▸ **Set exercise**
Restate each line word for word. Leave out every picture.

▸ **Record extracts**
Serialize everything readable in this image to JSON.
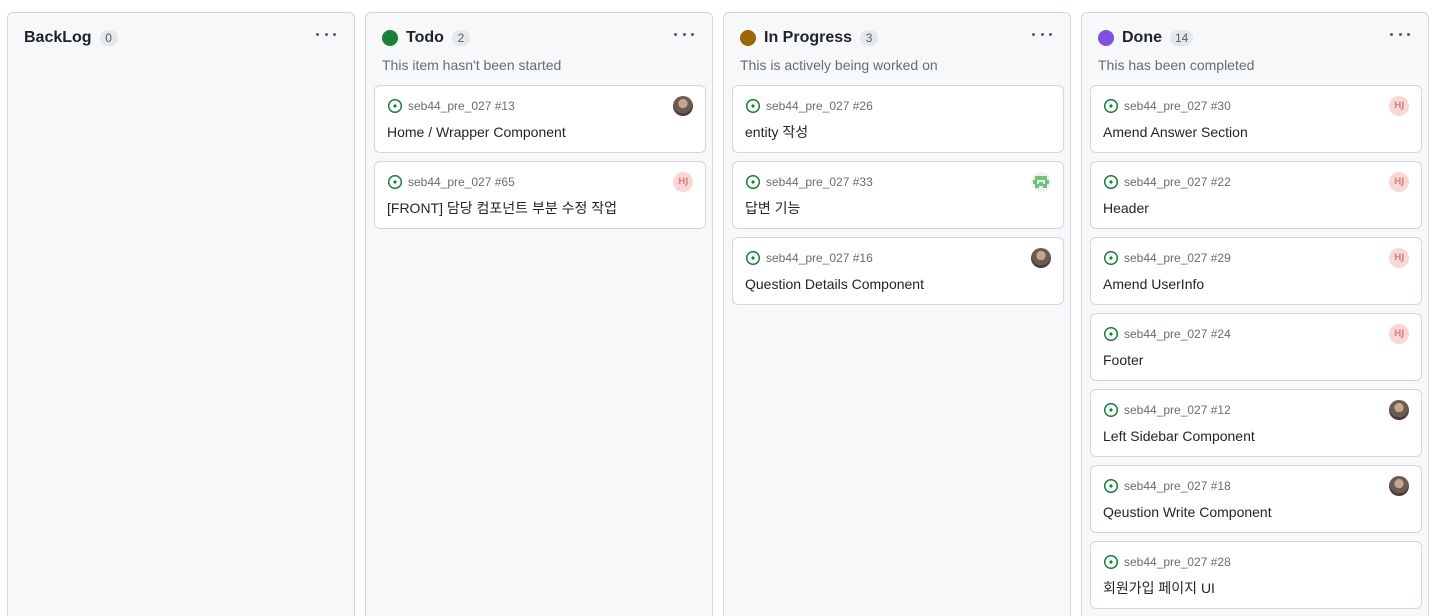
{
  "columns": [
    {
      "title": "BackLog",
      "count": "0",
      "color": "",
      "description": "",
      "cards": []
    },
    {
      "title": "Todo",
      "count": "2",
      "color": "#1a7f37",
      "description": "This item hasn't been started",
      "cards": [
        {
          "ref": "seb44_pre_027 #13",
          "title": "Home / Wrapper Component",
          "avatar": "photo"
        },
        {
          "ref": "seb44_pre_027 #65",
          "title": "[FRONT] 담당 컴포넌트 부분 수정 작업",
          "avatar": "hj"
        }
      ]
    },
    {
      "title": "In Progress",
      "count": "3",
      "color": "#9a6700",
      "description": "This is actively being worked on",
      "cards": [
        {
          "ref": "seb44_pre_027 #26",
          "title": "entity 작성",
          "avatar": ""
        },
        {
          "ref": "seb44_pre_027 #33",
          "title": "답변 기능",
          "avatar": "pixel"
        },
        {
          "ref": "seb44_pre_027 #16",
          "title": "Question Details Component",
          "avatar": "photo"
        }
      ]
    },
    {
      "title": "Done",
      "count": "14",
      "color": "#8250df",
      "description": "This has been completed",
      "cards": [
        {
          "ref": "seb44_pre_027 #30",
          "title": "Amend Answer Section",
          "avatar": "hj"
        },
        {
          "ref": "seb44_pre_027 #22",
          "title": "Header",
          "avatar": "hj"
        },
        {
          "ref": "seb44_pre_027 #29",
          "title": "Amend UserInfo",
          "avatar": "hj"
        },
        {
          "ref": "seb44_pre_027 #24",
          "title": "Footer",
          "avatar": "hj"
        },
        {
          "ref": "seb44_pre_027 #12",
          "title": "Left Sidebar Component",
          "avatar": "photo"
        },
        {
          "ref": "seb44_pre_027 #18",
          "title": "Qeustion Write Component",
          "avatar": "photo"
        },
        {
          "ref": "seb44_pre_027 #28",
          "title": "회원가입 페이지 UI",
          "avatar": ""
        }
      ]
    }
  ],
  "icons": {
    "issue": "issue-opened-icon",
    "menu": "kebab-horizontal-icon"
  },
  "colors": {
    "issue_open": "#1a7f37"
  }
}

▸ **Answer to the task**
Serialize everything readable in this image to JSON.
{
  "columns": [
    {
      "title": "BackLog",
      "count": "0",
      "color": "",
      "description": "",
      "cards": []
    },
    {
      "title": "Todo",
      "count": "2",
      "color": "#1a7f37",
      "description": "This item hasn't been started",
      "cards": [
        {
          "ref": "seb44_pre_027 #13",
          "title": "Home / Wrapper Component",
          "avatar": "photo"
        },
        {
          "ref": "seb44_pre_027 #65",
          "title": "[FRONT] 담당 컴포넌트 부분 수정 작업",
          "avatar": "hj"
        }
      ]
    },
    {
      "title": "In Progress",
      "count": "3",
      "color": "#9a6700",
      "description": "This is actively being worked on",
      "cards": [
        {
          "ref": "seb44_pre_027 #26",
          "title": "entity 작성",
          "avatar": ""
        },
        {
          "ref": "seb44_pre_027 #33",
          "title": "답변 기능",
          "avatar": "pixel"
        },
        {
          "ref": "seb44_pre_027 #16",
          "title": "Question Details Component",
          "avatar": "photo"
        }
      ]
    },
    {
      "title": "Done",
      "count": "14",
      "color": "#8250df",
      "description": "This has been completed",
      "cards": [
        {
          "ref": "seb44_pre_027 #30",
          "title": "Amend Answer Section",
          "avatar": "hj"
        },
        {
          "ref": "seb44_pre_027 #22",
          "title": "Header",
          "avatar": "hj"
        },
        {
          "ref": "seb44_pre_027 #29",
          "title": "Amend UserInfo",
          "avatar": "hj"
        },
        {
          "ref": "seb44_pre_027 #24",
          "title": "Footer",
          "avatar": "hj"
        },
        {
          "ref": "seb44_pre_027 #12",
          "title": "Left Sidebar Component",
          "avatar": "photo"
        },
        {
          "ref": "seb44_pre_027 #18",
          "title": "Qeustion Write Component",
          "avatar": "photo"
        },
        {
          "ref": "seb44_pre_027 #28",
          "title": "회원가입 페이지 UI",
          "avatar": ""
        }
      ]
    }
  ],
  "icons": {
    "issue": "issue-opened-icon",
    "menu": "kebab-horizontal-icon"
  },
  "colors": {
    "issue_open": "#1a7f37"
  }
}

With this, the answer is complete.